◆ Task ◆
Drop every picture and give the entries back exactly.

◆ Data shown ◆

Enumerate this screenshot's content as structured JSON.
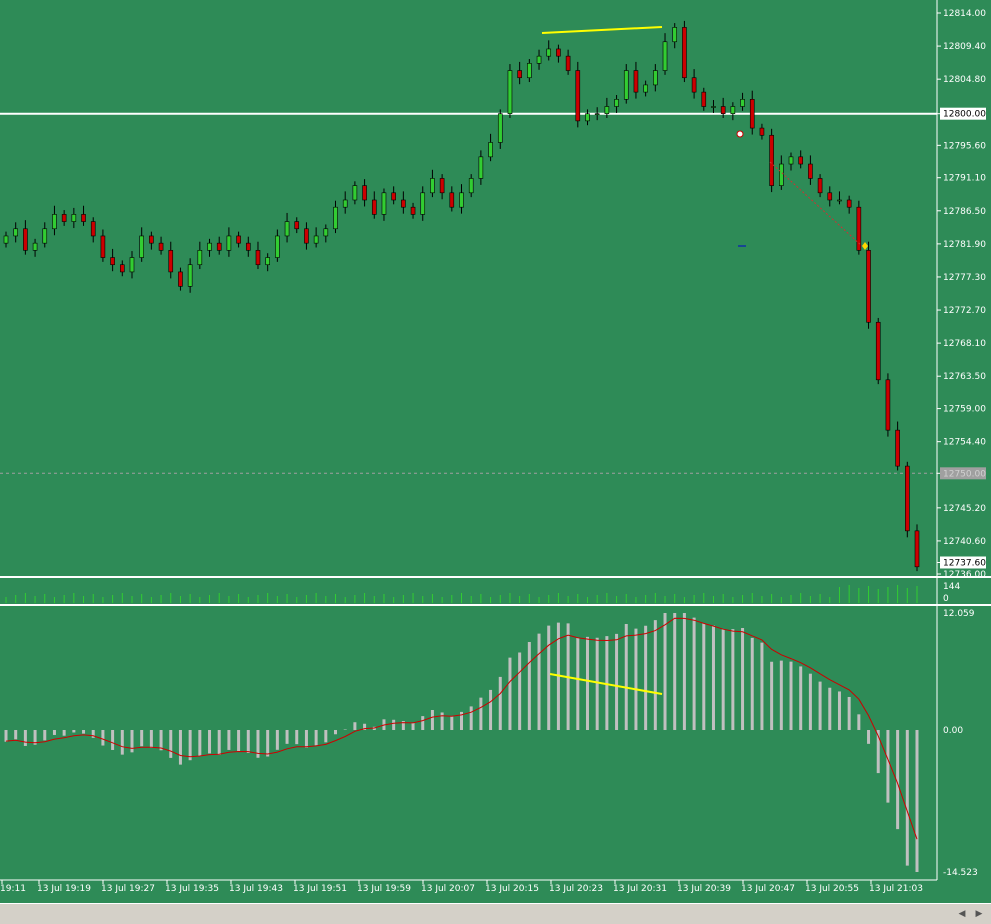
{
  "colors": {
    "background": "#2e8b57",
    "bull": "#32cd32",
    "bear": "#cc0000",
    "wick": "#000000",
    "axis_text": "#ffffff",
    "hist": "#c0c0c0",
    "signal": "#cc0000",
    "divergence": "#ffff00",
    "volume": "#32cd32"
  },
  "price_axis": {
    "labels": [
      "12814.00",
      "12809.40",
      "12804.80",
      "12800.00",
      "12795.60",
      "12791.10",
      "12786.50",
      "12781.90",
      "12777.30",
      "12772.70",
      "12768.10",
      "12763.50",
      "12759.00",
      "12754.40",
      "12750.00",
      "12745.20",
      "12740.60",
      "12737.60",
      "12736.00"
    ],
    "current_price": "12737.60",
    "level_line": "12800.00",
    "dashed_level": "12750.00"
  },
  "volume_axis": {
    "max": "144",
    "min": "0"
  },
  "macd_axis": {
    "top": "12.059",
    "zero": "0.00",
    "bottom": "-14.523"
  },
  "time_axis": [
    "19:11",
    "13 Jul 19:19",
    "13 Jul 19:27",
    "13 Jul 19:35",
    "13 Jul 19:43",
    "13 Jul 19:51",
    "13 Jul 19:59",
    "13 Jul 20:07",
    "13 Jul 20:15",
    "13 Jul 20:23",
    "13 Jul 20:31",
    "13 Jul 20:39",
    "13 Jul 20:47",
    "13 Jul 20:55",
    "13 Jul 21:03"
  ],
  "scroll_left_icon": "triangle-left-icon",
  "scroll_right_icon": "triangle-right-icon"
}
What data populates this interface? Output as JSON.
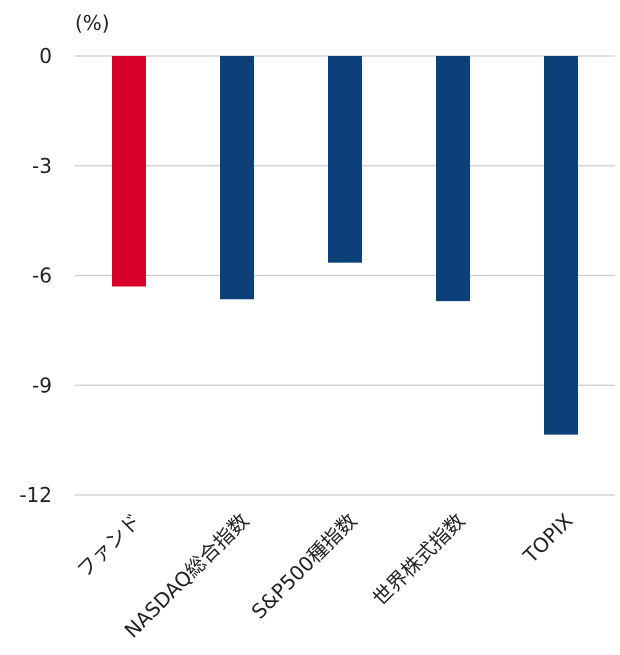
{
  "chart_data": {
    "type": "bar",
    "unit_label": "(%)",
    "categories": [
      "ファンド",
      "NASDAQ総合指数",
      "S&P500種指数",
      "世界株式指数",
      "TOPIX"
    ],
    "values": [
      -6.3,
      -6.65,
      -5.65,
      -6.7,
      -10.35
    ],
    "colors": [
      "#d7002b",
      "#0d3f78",
      "#0d3f78",
      "#0d3f78",
      "#0d3f78"
    ],
    "yticks": [
      0,
      -3,
      -6,
      -9,
      -12
    ],
    "ylim": [
      -12,
      0
    ],
    "grid": true,
    "xlabel": "",
    "ylabel": ""
  }
}
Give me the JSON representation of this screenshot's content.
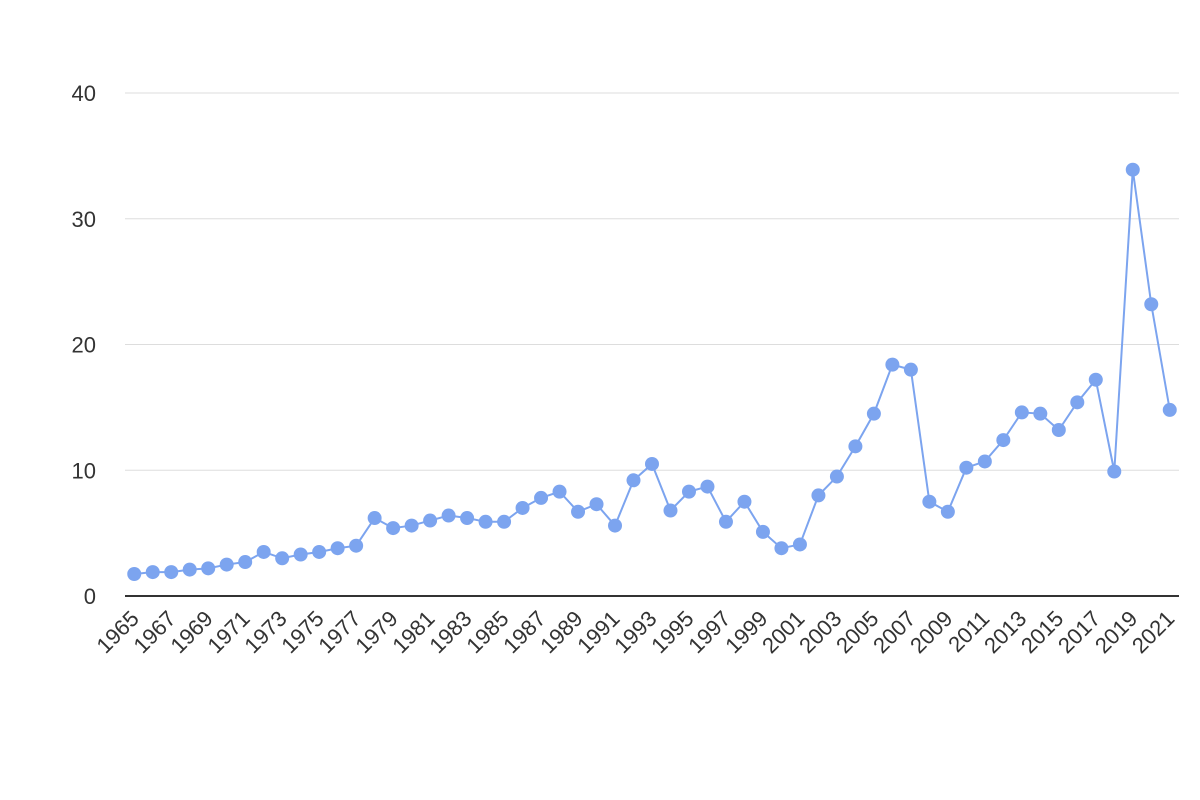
{
  "chart_data": {
    "type": "line",
    "categories": [
      "1965",
      null,
      "1967",
      null,
      "1969",
      null,
      "1971",
      null,
      "1973",
      null,
      "1975",
      null,
      "1977",
      null,
      "1979",
      null,
      "1981",
      null,
      "1983",
      null,
      "1985",
      null,
      "1987",
      null,
      "1989",
      null,
      "1991",
      null,
      "1993",
      null,
      "1995",
      null,
      "1997",
      null,
      "1999",
      null,
      "2001",
      null,
      "2003",
      null,
      "2005",
      null,
      "2007",
      null,
      "2009",
      null,
      "2011",
      null,
      "2013",
      null,
      "2015",
      null,
      "2017",
      null,
      "2019",
      null,
      "2021"
    ],
    "series": [
      {
        "color": "#7ca4ef",
        "values": [
          1.75,
          1.9,
          1.9,
          2.1,
          2.2,
          2.5,
          2.7,
          3.5,
          3.0,
          3.3,
          3.5,
          3.8,
          4.0,
          6.2,
          5.4,
          5.6,
          6.0,
          6.4,
          6.2,
          5.9,
          5.9,
          7.0,
          7.8,
          8.3,
          6.7,
          7.3,
          5.6,
          9.2,
          10.5,
          6.8,
          8.3,
          8.7,
          5.9,
          7.5,
          5.1,
          3.8,
          4.1,
          8.0,
          9.5,
          11.9,
          14.5,
          18.4,
          18.0,
          7.5,
          6.7,
          10.2,
          10.7,
          12.4,
          14.6,
          14.5,
          13.2,
          15.4,
          17.2,
          9.9,
          33.9,
          23.2,
          14.8
        ]
      }
    ],
    "ylim": [
      0,
      40
    ],
    "yticks": [
      0,
      10,
      20,
      30,
      40
    ],
    "grid": true
  }
}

◆ Correct result ◆
Enumerate this screenshot's content as structured JSON.
{
  "colors": {
    "background": "#2e8b57",
    "bull": "#32cd32",
    "bear": "#cc0000",
    "wick": "#000000",
    "axis_text": "#ffffff",
    "hist": "#c0c0c0",
    "signal": "#cc0000",
    "divergence": "#ffff00",
    "volume": "#32cd32"
  },
  "price_axis": {
    "labels": [
      "12814.00",
      "12809.40",
      "12804.80",
      "12800.00",
      "12795.60",
      "12791.10",
      "12786.50",
      "12781.90",
      "12777.30",
      "12772.70",
      "12768.10",
      "12763.50",
      "12759.00",
      "12754.40",
      "12750.00",
      "12745.20",
      "12740.60",
      "12737.60",
      "12736.00"
    ],
    "current_price": "12737.60",
    "level_line": "12800.00",
    "dashed_level": "12750.00"
  },
  "volume_axis": {
    "max": "144",
    "min": "0"
  },
  "macd_axis": {
    "top": "12.059",
    "zero": "0.00",
    "bottom": "-14.523"
  },
  "time_axis": [
    "19:11",
    "13 Jul 19:19",
    "13 Jul 19:27",
    "13 Jul 19:35",
    "13 Jul 19:43",
    "13 Jul 19:51",
    "13 Jul 19:59",
    "13 Jul 20:07",
    "13 Jul 20:15",
    "13 Jul 20:23",
    "13 Jul 20:31",
    "13 Jul 20:39",
    "13 Jul 20:47",
    "13 Jul 20:55",
    "13 Jul 21:03"
  ],
  "scroll_left_icon": "triangle-left-icon",
  "scroll_right_icon": "triangle-right-icon"
}
What data populates this interface? Output as JSON.
{
  "chart_data": {
    "type": "bar",
    "unit_label": "(%)",
    "categories": [
      "ファンド",
      "NASDAQ総合指数",
      "S&P500種指数",
      "世界株式指数",
      "TOPIX"
    ],
    "values": [
      -6.3,
      -6.65,
      -5.65,
      -6.7,
      -10.35
    ],
    "colors": [
      "#d7002b",
      "#0d3f78",
      "#0d3f78",
      "#0d3f78",
      "#0d3f78"
    ],
    "yticks": [
      0,
      -3,
      -6,
      -9,
      -12
    ],
    "ylim": [
      -12,
      0
    ],
    "grid": true,
    "xlabel": "",
    "ylabel": ""
  }
}
Give me the JSON representation of this screenshot's content.
{
  "chart_data": {
    "type": "line",
    "categories": [
      "1965",
      null,
      "1967",
      null,
      "1969",
      null,
      "1971",
      null,
      "1973",
      null,
      "1975",
      null,
      "1977",
      null,
      "1979",
      null,
      "1981",
      null,
      "1983",
      null,
      "1985",
      null,
      "1987",
      null,
      "1989",
      null,
      "1991",
      null,
      "1993",
      null,
      "1995",
      null,
      "1997",
      null,
      "1999",
      null,
      "2001",
      null,
      "2003",
      null,
      "2005",
      null,
      "2007",
      null,
      "2009",
      null,
      "2011",
      null,
      "2013",
      null,
      "2015",
      null,
      "2017",
      null,
      "2019",
      null,
      "2021"
    ],
    "series": [
      {
        "color": "#7ca4ef",
        "values": [
          1.75,
          1.9,
          1.9,
          2.1,
          2.2,
          2.5,
          2.7,
          3.5,
          3.0,
          3.3,
          3.5,
          3.8,
          4.0,
          6.2,
          5.4,
          5.6,
          6.0,
          6.4,
          6.2,
          5.9,
          5.9,
          7.0,
          7.8,
          8.3,
          6.7,
          7.3,
          5.6,
          9.2,
          10.5,
          6.8,
          8.3,
          8.7,
          5.9,
          7.5,
          5.1,
          3.8,
          4.1,
          8.0,
          9.5,
          11.9,
          14.5,
          18.4,
          18.0,
          7.5,
          6.7,
          10.2,
          10.7,
          12.4,
          14.6,
          14.5,
          13.2,
          15.4,
          17.2,
          9.9,
          33.9,
          23.2,
          14.8
        ]
      }
    ],
    "ylim": [
      0,
      40
    ],
    "yticks": [
      0,
      10,
      20,
      30,
      40
    ],
    "grid": true
  }
}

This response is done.